Extract the lines between the one containing "617, 354, 643]" and the one containing "643, 354, 669]", inclusive, and repeat them exactly.
===== Data excerpts
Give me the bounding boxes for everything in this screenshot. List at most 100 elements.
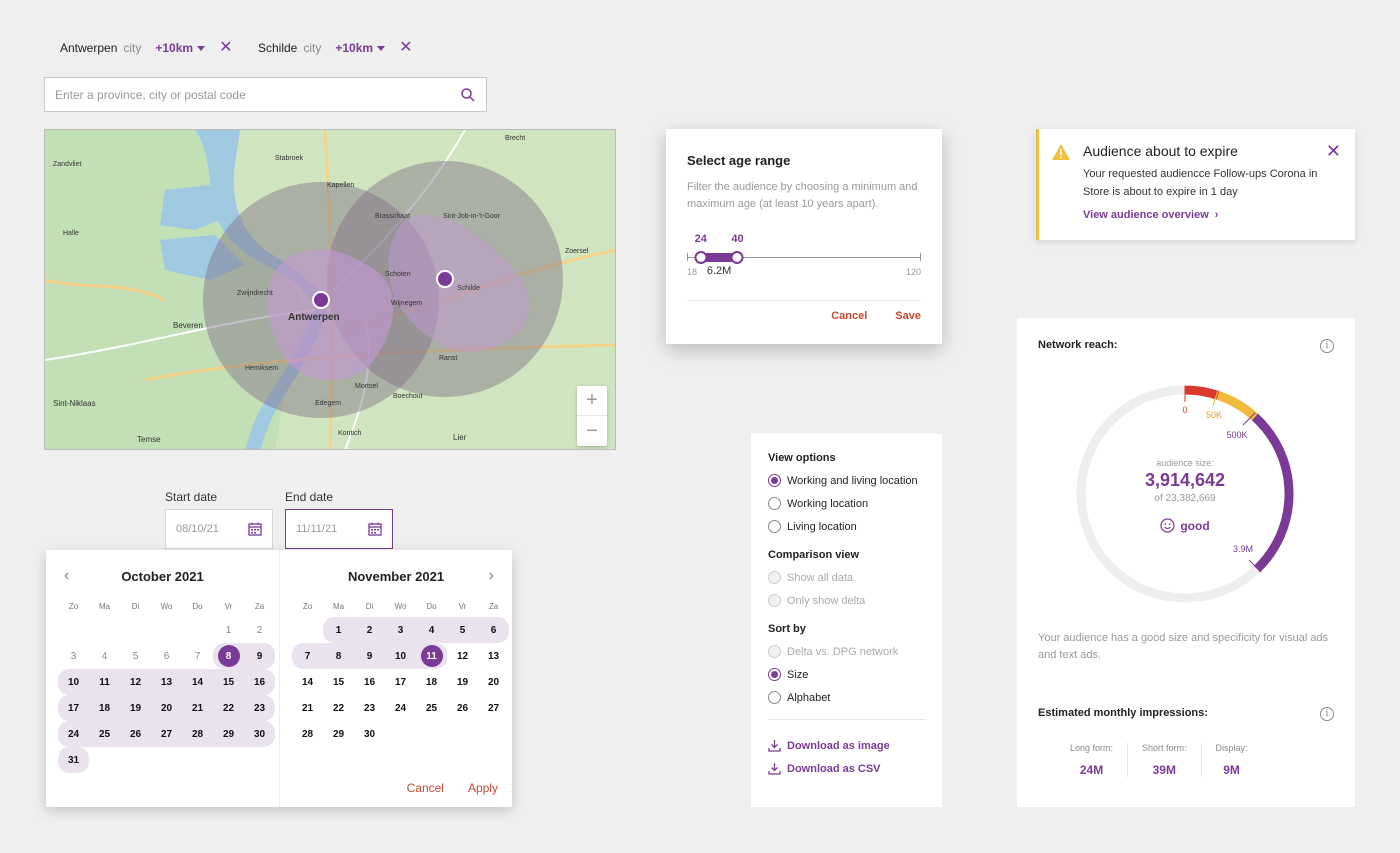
day-cell[interactable]: 1	[323, 617, 354, 643]
day-cell[interactable]: 14	[292, 669, 323, 695]
close-icon[interactable]: ✕	[1326, 141, 1341, 162]
radius-dropdown[interactable]: +10km	[155, 41, 193, 55]
cancel-button[interactable]: Cancel	[407, 781, 444, 795]
day-cell[interactable]: 6	[478, 617, 509, 643]
radius-dropdown[interactable]: +10km	[335, 41, 373, 55]
caret-down-icon[interactable]	[377, 45, 386, 51]
view-audience-link[interactable]: View audience overview ›	[1083, 209, 1218, 221]
day-cell[interactable]: 14	[182, 669, 213, 695]
day-cell[interactable]: 27	[478, 695, 509, 721]
option-size[interactable]: Size	[768, 663, 925, 686]
day-cell[interactable]: 5	[120, 643, 151, 669]
day-cell[interactable]: 6	[151, 643, 182, 669]
day-cell[interactable]: 25	[416, 695, 447, 721]
day-cell[interactable]: 20	[478, 669, 509, 695]
day-cell[interactable]: 7	[292, 643, 323, 669]
day-cell[interactable]: 2	[354, 617, 385, 643]
download-image-link[interactable]: Download as image	[768, 734, 925, 757]
day-cell[interactable]: 29	[323, 721, 354, 747]
save-button[interactable]: Save	[895, 310, 921, 322]
day-cell[interactable]: 9	[354, 643, 385, 669]
day-cell[interactable]: 15	[213, 669, 244, 695]
day-cell[interactable]: 30	[244, 721, 275, 747]
option-working-and-living[interactable]: Working and living location	[768, 469, 925, 492]
day-cell[interactable]: 21	[292, 695, 323, 721]
day-cell[interactable]: 17	[58, 695, 89, 721]
day-cell[interactable]: 22	[323, 695, 354, 721]
day-cell[interactable]: 3	[385, 617, 416, 643]
age-low-handle[interactable]	[694, 251, 708, 264]
day-cell[interactable]: 20	[151, 695, 182, 721]
day-cell[interactable]: 8	[323, 643, 354, 669]
option-living-location[interactable]: Living location	[768, 515, 925, 538]
day-cell[interactable]: 1	[213, 617, 244, 643]
calendar-icon[interactable]	[248, 522, 262, 536]
chevron-right-icon[interactable]: ›	[489, 567, 494, 585]
day-cell[interactable]: 29	[213, 721, 244, 747]
chevron-left-icon[interactable]: ‹	[64, 567, 69, 585]
option-alphabet[interactable]: Alphabet	[768, 686, 925, 709]
day-cell[interactable]: 12	[120, 669, 151, 695]
day-cell[interactable]: 18	[89, 695, 120, 721]
radio-selected-icon[interactable]	[768, 474, 781, 487]
info-icon[interactable]: i	[1320, 339, 1334, 353]
day-cell[interactable]: 30	[354, 721, 385, 747]
day-cell[interactable]: 7	[182, 643, 213, 669]
day-cell[interactable]: 26	[447, 695, 478, 721]
day-cell[interactable]: 10	[385, 643, 416, 669]
cancel-button[interactable]: Cancel	[831, 310, 867, 322]
day-cell[interactable]: 19	[120, 695, 151, 721]
day-cell[interactable]: 5	[447, 617, 478, 643]
day-cell[interactable]: 12	[447, 643, 478, 669]
day-cell[interactable]: 26	[120, 721, 151, 747]
day-cell[interactable]: 23	[244, 695, 275, 721]
day-cell[interactable]: 24	[58, 721, 89, 747]
location-map[interactable]: Antwerpen Schilde Beveren Kapellen Brass…	[44, 129, 616, 450]
apply-button[interactable]: Apply	[468, 781, 498, 795]
day-cell[interactable]: 13	[478, 643, 509, 669]
day-cell[interactable]: 9	[244, 643, 275, 669]
day-cell[interactable]: 2	[244, 617, 275, 643]
option-working-location[interactable]: Working location	[768, 492, 925, 515]
caret-down-icon[interactable]	[197, 45, 206, 51]
day-cell[interactable]: 23	[354, 695, 385, 721]
day-cell[interactable]: 22	[213, 695, 244, 721]
day-cell[interactable]: 19	[447, 669, 478, 695]
end-date-field[interactable]: 11/11/21	[285, 509, 393, 549]
info-icon[interactable]: i	[1320, 707, 1334, 721]
day-cell[interactable]: 16	[244, 669, 275, 695]
day-cell[interactable]: 28	[292, 721, 323, 747]
day-cell[interactable]: 16	[354, 669, 385, 695]
radio-selected-icon[interactable]	[768, 668, 781, 681]
day-cell[interactable]: 3	[58, 643, 89, 669]
day-cell[interactable]: 25	[89, 721, 120, 747]
zoom-in-button[interactable]: +	[577, 386, 607, 416]
day-cell[interactable]: 21	[182, 695, 213, 721]
search-input[interactable]	[55, 87, 460, 102]
radio-icon[interactable]	[768, 497, 781, 510]
day-cell[interactable]: 10	[58, 669, 89, 695]
start-date-field[interactable]: 08/10/21	[165, 509, 273, 549]
search-icon[interactable]	[460, 87, 476, 103]
day-cell[interactable]: 4	[416, 617, 447, 643]
day-cell[interactable]: 24	[385, 695, 416, 721]
day-cell[interactable]: 28	[182, 721, 213, 747]
radio-icon[interactable]	[768, 691, 781, 704]
age-high-handle[interactable]	[730, 251, 744, 264]
calendar-icon[interactable]	[368, 522, 382, 536]
day-selected[interactable]: 11	[416, 643, 447, 669]
radio-icon[interactable]	[768, 520, 781, 533]
day-selected[interactable]: 8	[213, 643, 244, 669]
age-slider[interactable]: 24 40 6.2M 18 120	[687, 229, 921, 279]
day-cell[interactable]: 13	[151, 669, 182, 695]
zoom-out-button[interactable]: −	[577, 416, 607, 446]
day-cell[interactable]: 31	[58, 747, 89, 773]
remove-location-icon[interactable]: ✕	[399, 40, 412, 56]
day-cell[interactable]: 18	[416, 669, 447, 695]
day-cell[interactable]: 17	[385, 669, 416, 695]
day-cell[interactable]: 11	[89, 669, 120, 695]
day-cell[interactable]: 27	[151, 721, 182, 747]
download-csv-link[interactable]: Download as CSV	[768, 757, 925, 780]
day-cell[interactable]: 4	[89, 643, 120, 669]
remove-location-icon[interactable]: ✕	[219, 40, 232, 56]
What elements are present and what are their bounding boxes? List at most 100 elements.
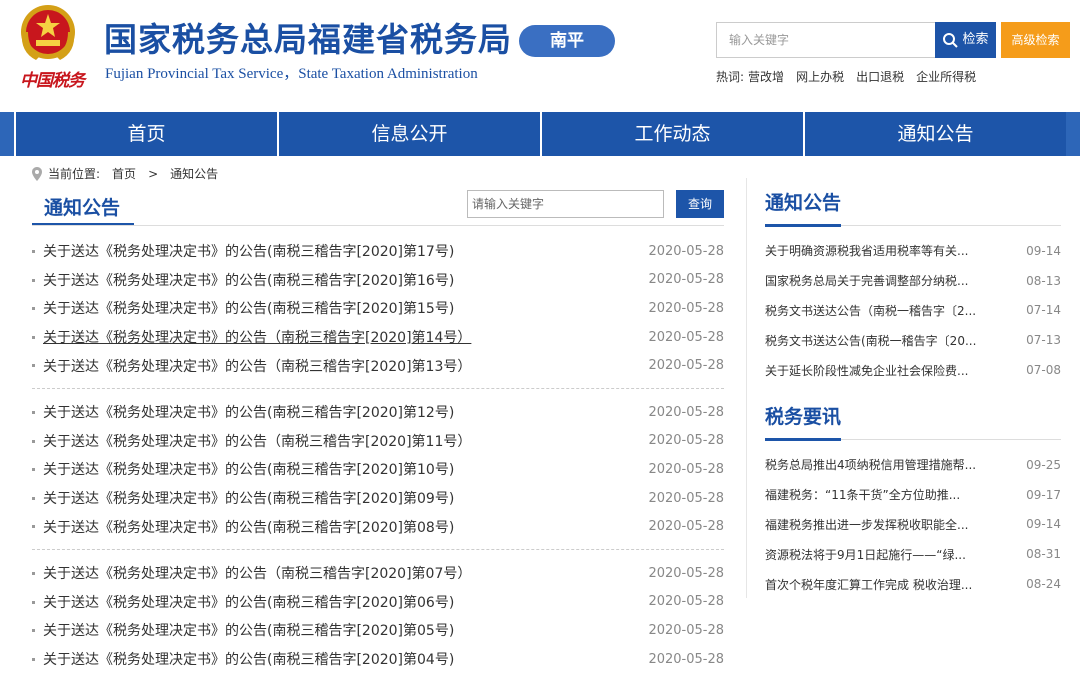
list-item-title[interactable]: 关于送达《税务处理决定书》的公告(南税三稽告字[2020]第08号) <box>43 517 454 537</box>
list-item-title[interactable]: 关于送达《税务处理决定书》的公告(南税三稽告字[2020]第09号) <box>43 488 454 508</box>
list-item[interactable]: 关于送达《税务处理决定书》的公告(南税三稽告字[2020]第06号) 2020-0… <box>32 588 724 617</box>
nav-notices[interactable]: 通知公告 <box>803 112 1066 156</box>
notice-list: 关于送达《税务处理决定书》的公告(南税三稽告字[2020]第17号) 2020-0… <box>32 237 724 673</box>
list-item-date: 2020-05-28 <box>648 329 724 345</box>
sidebar-list-item[interactable]: 资源税法将于9月1日起施行——“绿... 08-31 <box>765 539 1061 569</box>
list-item-title[interactable]: 关于送达《税务处理决定书》的公告（南税三稽告字[2020]第07号） <box>43 563 471 583</box>
sidebar-item-title[interactable]: 关于明确资源税我省适用税率等有关... <box>765 242 968 259</box>
list-item-date: 2020-05-28 <box>648 272 724 288</box>
sidebar-list-item[interactable]: 税务文书送达公告（南税一稽告字〔2... 07-14 <box>765 296 1061 326</box>
list-item[interactable]: 关于送达《税务处理决定书》的公告（南税三稽告字[2020]第11号） 2020-0… <box>32 427 724 456</box>
list-search-button[interactable]: 查询 <box>676 190 724 218</box>
hot-word-link[interactable]: 出口退税 <box>856 68 904 85</box>
city-badge[interactable]: 南平 <box>519 25 615 57</box>
sidebar-item-title[interactable]: 福建税务：“11条干货”全方位助推... <box>765 486 960 503</box>
hot-word-link[interactable]: 网上办税 <box>796 68 844 85</box>
nav-work-news[interactable]: 工作动态 <box>540 112 803 156</box>
site-header: 中国税务 国家税务总局福建省税务局 Fujian Provincial Tax … <box>0 0 1080 112</box>
sidebar-news-title[interactable]: 税务要讯 <box>765 402 841 429</box>
sidebar-item-title[interactable]: 税务总局推出4项纳税信用管理措施帮... <box>765 456 976 473</box>
advanced-search-button[interactable]: 高级检索 <box>1001 22 1070 58</box>
list-item-title[interactable]: 关于送达《税务处理决定书》的公告(南税三稽告字[2020]第12号) <box>43 402 454 422</box>
search-button-label: 检索 <box>962 32 989 47</box>
location-pin-icon <box>32 166 42 181</box>
sidebar-item-title[interactable]: 资源税法将于9月1日起施行——“绿... <box>765 546 966 563</box>
nav-info-disclosure[interactable]: 信息公开 <box>277 112 540 156</box>
sidebar-list-item[interactable]: 关于明确资源税我省适用税率等有关... 09-14 <box>765 236 1061 266</box>
list-item[interactable]: 关于送达《税务处理决定书》的公告(南税三稽告字[2020]第12号) 2020-0… <box>32 398 724 427</box>
sidebar-list-item[interactable]: 税务文书送达公告(南税一稽告字〔20... 07-13 <box>765 325 1061 355</box>
list-item[interactable]: 关于送达《税务处理决定书》的公告（南税三稽告字[2020]第07号） 2020-0… <box>32 559 724 588</box>
list-item-title[interactable]: 关于送达《税务处理决定书》的公告(南税三稽告字[2020]第04号) <box>43 649 454 669</box>
list-search-input[interactable]: 请输入关键字 <box>467 190 664 218</box>
group-separator <box>32 380 724 398</box>
list-item-date: 2020-05-28 <box>648 594 724 610</box>
list-item-date: 2020-05-28 <box>648 404 724 420</box>
list-item[interactable]: 关于送达《税务处理决定书》的公告(南税三稽告字[2020]第10号) 2020-0… <box>32 455 724 484</box>
list-item-date: 2020-05-28 <box>648 433 724 449</box>
list-item-date: 2020-05-28 <box>648 461 724 477</box>
list-item-title[interactable]: 关于送达《税务处理决定书》的公告（南税三稽告字[2020]第13号） <box>43 356 471 376</box>
sidebar-list-item[interactable]: 税务总局推出4项纳税信用管理措施帮... 09-25 <box>765 450 1061 480</box>
hot-word-link[interactable]: 营改增 <box>748 68 784 85</box>
list-item[interactable]: 关于送达《税务处理决定书》的公告（南税三稽告字[2020]第13号） 2020-0… <box>32 351 724 380</box>
list-item-title[interactable]: 关于送达《税务处理决定书》的公告(南税三稽告字[2020]第06号) <box>43 592 454 612</box>
sidebar-notices-list: 关于明确资源税我省适用税率等有关... 09-14 国家税务总局关于完善调整部分纳税… <box>765 236 1061 385</box>
sidebar-item-title[interactable]: 国家税务总局关于完善调整部分纳税... <box>765 272 968 289</box>
header-search-button[interactable]: 检索 <box>935 22 996 58</box>
list-item-title[interactable]: 关于送达《税务处理决定书》的公告(南税三稽告字[2020]第15号) <box>43 298 454 318</box>
list-item[interactable]: 关于送达《税务处理决定书》的公告(南税三稽告字[2020]第17号) 2020-0… <box>32 237 724 266</box>
list-item-date: 2020-05-28 <box>648 490 724 506</box>
bullet-icon <box>32 250 35 253</box>
breadcrumb-current[interactable]: 通知公告 <box>170 165 218 182</box>
list-item[interactable]: 关于送达《税务处理决定书》的公告（南税三稽告字[2020]第14号） 2020-0… <box>32 323 724 352</box>
bullet-icon <box>32 525 35 529</box>
sidebar-item-date: 09-17 <box>1026 487 1061 502</box>
sidebar-item-date: 08-13 <box>1026 273 1061 288</box>
bullet-icon <box>32 571 35 575</box>
sidebar-list-item[interactable]: 福建税务：“11条干货”全方位助推... 09-17 <box>765 480 1061 510</box>
sidebar-list-item[interactable]: 首次个税年度汇算工作完成 税收治理... 08-24 <box>765 569 1061 599</box>
list-item[interactable]: 关于送达《税务处理决定书》的公告(南税三稽告字[2020]第08号) 2020-0… <box>32 512 724 541</box>
sidebar-item-title[interactable]: 税务文书送达公告（南税一稽告字〔2... <box>765 302 976 319</box>
list-item[interactable]: 关于送达《税务处理决定书》的公告(南税三稽告字[2020]第05号) 2020-0… <box>32 616 724 645</box>
list-item[interactable]: 关于送达《税务处理决定书》的公告(南税三稽告字[2020]第04号) 2020-0… <box>32 645 724 674</box>
bullet-icon <box>32 307 35 311</box>
list-item-date: 2020-05-28 <box>648 519 724 535</box>
sidebar-item-date: 07-14 <box>1026 303 1061 318</box>
hot-word-link[interactable]: 企业所得税 <box>916 68 976 85</box>
sidebar-item-date: 08-24 <box>1026 577 1061 592</box>
list-item-title[interactable]: 关于送达《税务处理决定书》的公告(南税三稽告字[2020]第05号) <box>43 620 454 640</box>
sidebar-item-date: 07-08 <box>1026 363 1061 378</box>
list-item[interactable]: 关于送达《税务处理决定书》的公告(南税三稽告字[2020]第16号) 2020-0… <box>32 266 724 295</box>
breadcrumb: 当前位置: 首页 > 通知公告 <box>32 165 218 182</box>
list-item-date: 2020-05-28 <box>648 622 724 638</box>
breadcrumb-home[interactable]: 首页 <box>112 165 136 182</box>
sidebar-item-title[interactable]: 首次个税年度汇算工作完成 税收治理... <box>765 576 972 593</box>
sidebar-list-item[interactable]: 国家税务总局关于完善调整部分纳税... 08-13 <box>765 266 1061 296</box>
list-item-date: 2020-05-28 <box>648 565 724 581</box>
sidebar-item-title[interactable]: 福建税务推出进一步发挥税收职能全... <box>765 516 968 533</box>
list-item-title[interactable]: 关于送达《税务处理决定书》的公告（南税三稽告字[2020]第14号） <box>43 327 471 347</box>
bullet-icon <box>32 468 35 472</box>
list-item-title[interactable]: 关于送达《税务处理决定书》的公告(南税三稽告字[2020]第17号) <box>43 241 454 261</box>
sidebar-notices-title[interactable]: 通知公告 <box>765 188 841 215</box>
section-title: 通知公告 <box>32 194 134 226</box>
list-item[interactable]: 关于送达《税务处理决定书》的公告(南税三稽告字[2020]第09号) 2020-0… <box>32 484 724 513</box>
sidebar-title-underline <box>765 224 841 227</box>
list-item-title[interactable]: 关于送达《税务处理决定书》的公告(南税三稽告字[2020]第16号) <box>43 270 454 290</box>
sidebar-list-item[interactable]: 关于延长阶段性减免企业社会保险费... 07-08 <box>765 355 1061 385</box>
sidebar: 通知公告 关于明确资源税我省适用税率等有关... 09-14 国家税务总局关于完善调… <box>746 178 1061 599</box>
list-item-title[interactable]: 关于送达《税务处理决定书》的公告（南税三稽告字[2020]第11号） <box>43 431 471 451</box>
list-item-title[interactable]: 关于送达《税务处理决定书》的公告(南税三稽告字[2020]第10号) <box>43 459 454 479</box>
nav-home[interactable]: 首页 <box>14 112 277 156</box>
list-item[interactable]: 关于送达《税务处理决定书》的公告(南税三稽告字[2020]第15号) 2020-0… <box>32 294 724 323</box>
sidebar-list-item[interactable]: 福建税务推出进一步发挥税收职能全... 09-14 <box>765 510 1061 540</box>
header-search-input[interactable]: 输入关键字 <box>716 22 936 58</box>
bullet-icon <box>32 439 35 443</box>
bullet-icon <box>32 496 35 500</box>
section-title-rule <box>32 225 724 226</box>
sidebar-item-title[interactable]: 税务文书送达公告(南税一稽告字〔20... <box>765 332 976 349</box>
sidebar-item-title[interactable]: 关于延长阶段性减免企业社会保险费... <box>765 362 968 379</box>
hot-words: 热词: 营改增 网上办税 出口退税 企业所得税 <box>716 68 976 85</box>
==========
Solution to the problem —
day-cell[interactable]: 1	[323, 617, 354, 643]
day-cell[interactable]: 14	[292, 669, 323, 695]
close-icon[interactable]: ✕	[1326, 141, 1341, 162]
radius-dropdown[interactable]: +10km	[155, 41, 193, 55]
cancel-button[interactable]: Cancel	[407, 781, 444, 795]
day-cell[interactable]: 6	[478, 617, 509, 643]
radius-dropdown[interactable]: +10km	[335, 41, 373, 55]
caret-down-icon[interactable]	[377, 45, 386, 51]
view-audience-link[interactable]: View audience overview ›	[1083, 209, 1218, 221]
day-cell[interactable]: 14	[182, 669, 213, 695]
day-cell[interactable]: 27	[478, 695, 509, 721]
option-size[interactable]: Size	[768, 663, 925, 686]
day-cell[interactable]: 5	[120, 643, 151, 669]
day-cell[interactable]: 6	[151, 643, 182, 669]
day-cell[interactable]: 25	[416, 695, 447, 721]
day-cell[interactable]: 20	[478, 669, 509, 695]
day-cell[interactable]: 7	[292, 643, 323, 669]
day-cell[interactable]: 2	[354, 617, 385, 643]
download-image-link[interactable]: Download as image	[768, 734, 925, 757]
day-cell[interactable]: 29	[323, 721, 354, 747]
save-button[interactable]: Save	[895, 310, 921, 322]
day-cell[interactable]: 9	[354, 643, 385, 669]
day-cell[interactable]: 15	[213, 669, 244, 695]
day-cell[interactable]: 30	[244, 721, 275, 747]
option-working-and-living[interactable]: Working and living location	[768, 469, 925, 492]
day-cell[interactable]: 21	[292, 695, 323, 721]
day-cell[interactable]: 17	[58, 695, 89, 721]
day-cell[interactable]: 22	[323, 695, 354, 721]
day-cell[interactable]: 3	[385, 617, 416, 643]
age-low-handle[interactable]	[694, 251, 708, 264]
day-cell[interactable]: 20	[151, 695, 182, 721]
day-cell[interactable]: 8	[323, 643, 354, 669]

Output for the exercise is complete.